- Challenge -
Set down every entry word for word. Omit the pictures.

- Input rows -
"""
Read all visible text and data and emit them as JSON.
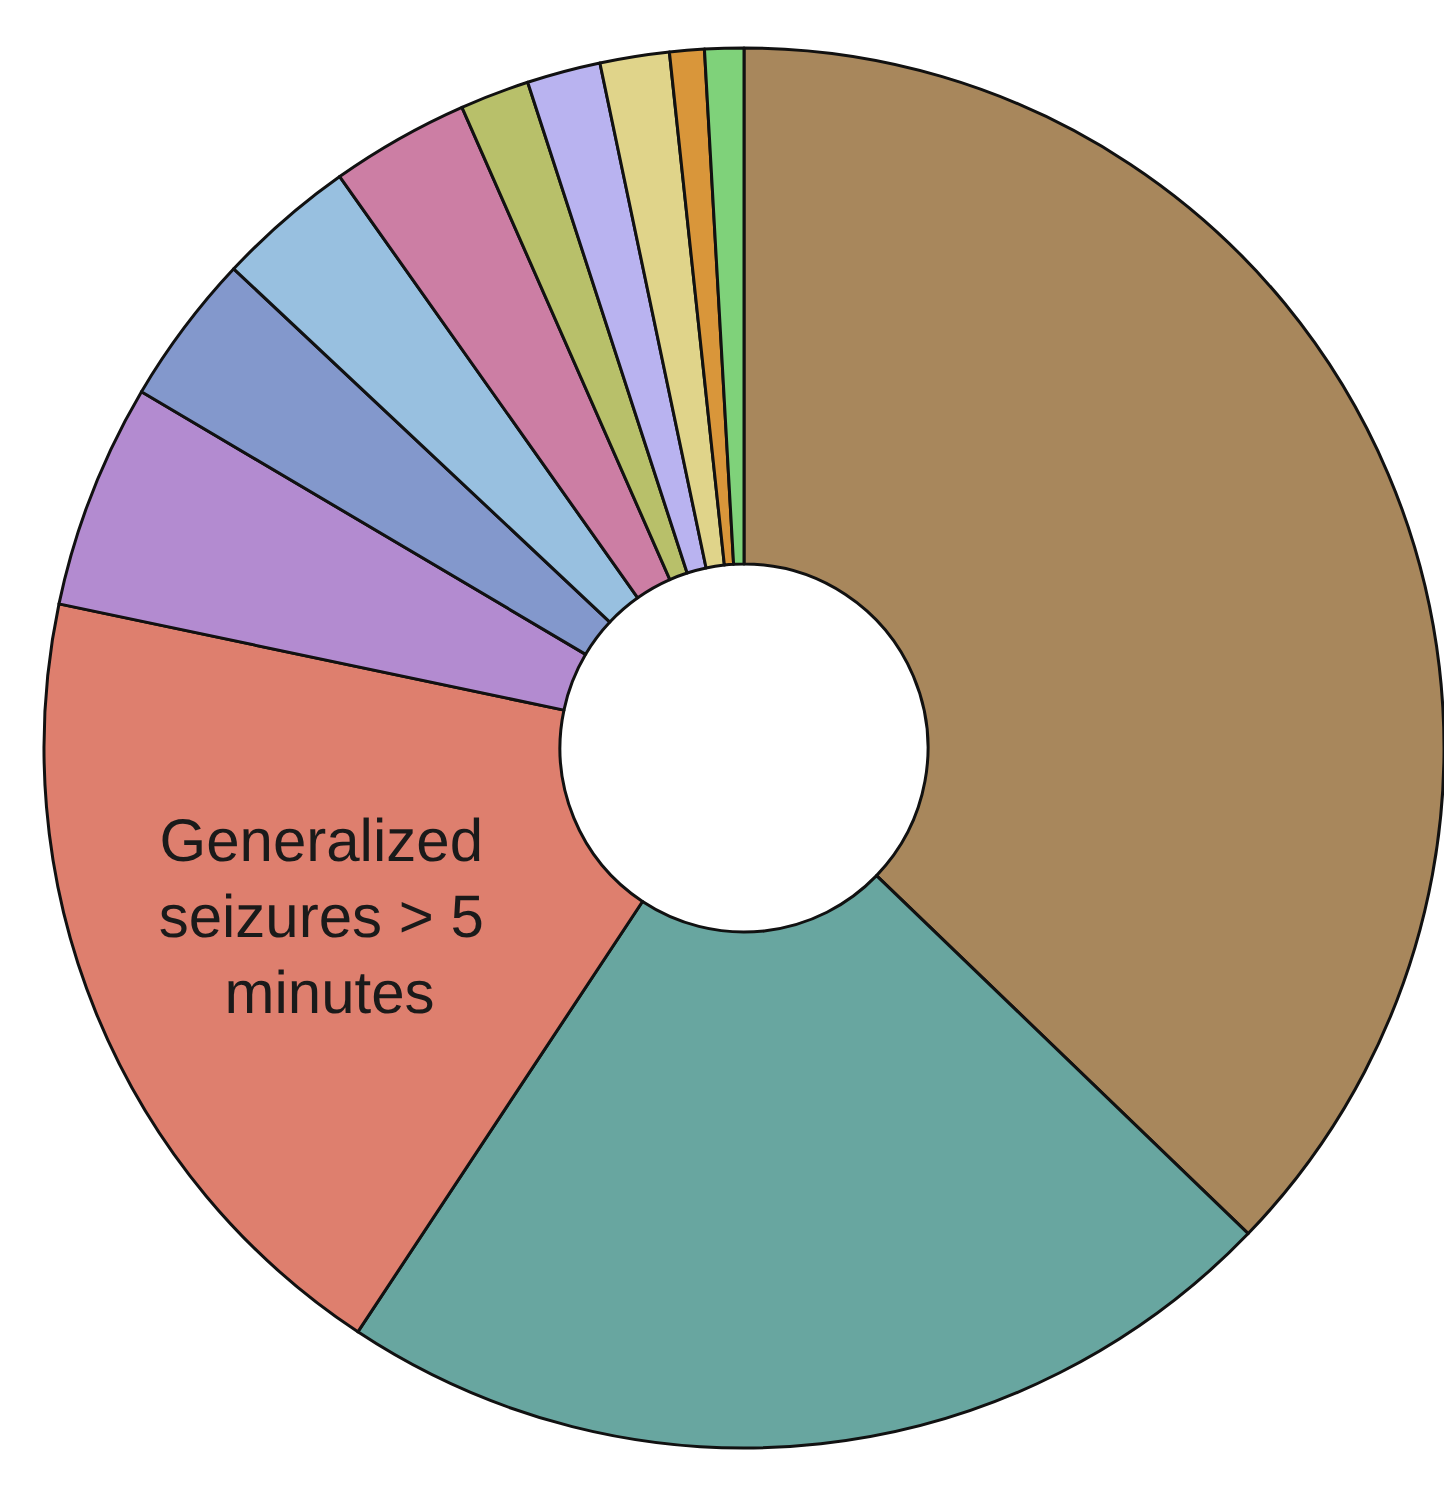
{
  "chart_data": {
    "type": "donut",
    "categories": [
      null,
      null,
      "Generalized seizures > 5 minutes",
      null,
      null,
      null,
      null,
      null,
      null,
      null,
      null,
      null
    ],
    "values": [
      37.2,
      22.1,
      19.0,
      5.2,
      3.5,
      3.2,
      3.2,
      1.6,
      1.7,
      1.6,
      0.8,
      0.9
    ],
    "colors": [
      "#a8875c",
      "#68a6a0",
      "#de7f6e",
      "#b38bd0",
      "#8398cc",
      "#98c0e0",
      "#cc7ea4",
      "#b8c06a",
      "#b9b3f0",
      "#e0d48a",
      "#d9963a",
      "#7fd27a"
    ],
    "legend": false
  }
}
"""
- Answer in full -
Read all visible text and data and emit them as JSON.
{
  "chart_data": {
    "type": "donut",
    "categories": [
      null,
      null,
      "Generalized seizures > 5 minutes",
      null,
      null,
      null,
      null,
      null,
      null,
      null,
      null,
      null
    ],
    "values": [
      37.2,
      22.1,
      19.0,
      5.2,
      3.5,
      3.2,
      3.2,
      1.6,
      1.7,
      1.6,
      0.8,
      0.9
    ],
    "colors": [
      "#a8875c",
      "#68a6a0",
      "#de7f6e",
      "#b38bd0",
      "#8398cc",
      "#98c0e0",
      "#cc7ea4",
      "#b8c06a",
      "#b9b3f0",
      "#e0d48a",
      "#d9963a",
      "#7fd27a"
    ],
    "legend": false
  }
}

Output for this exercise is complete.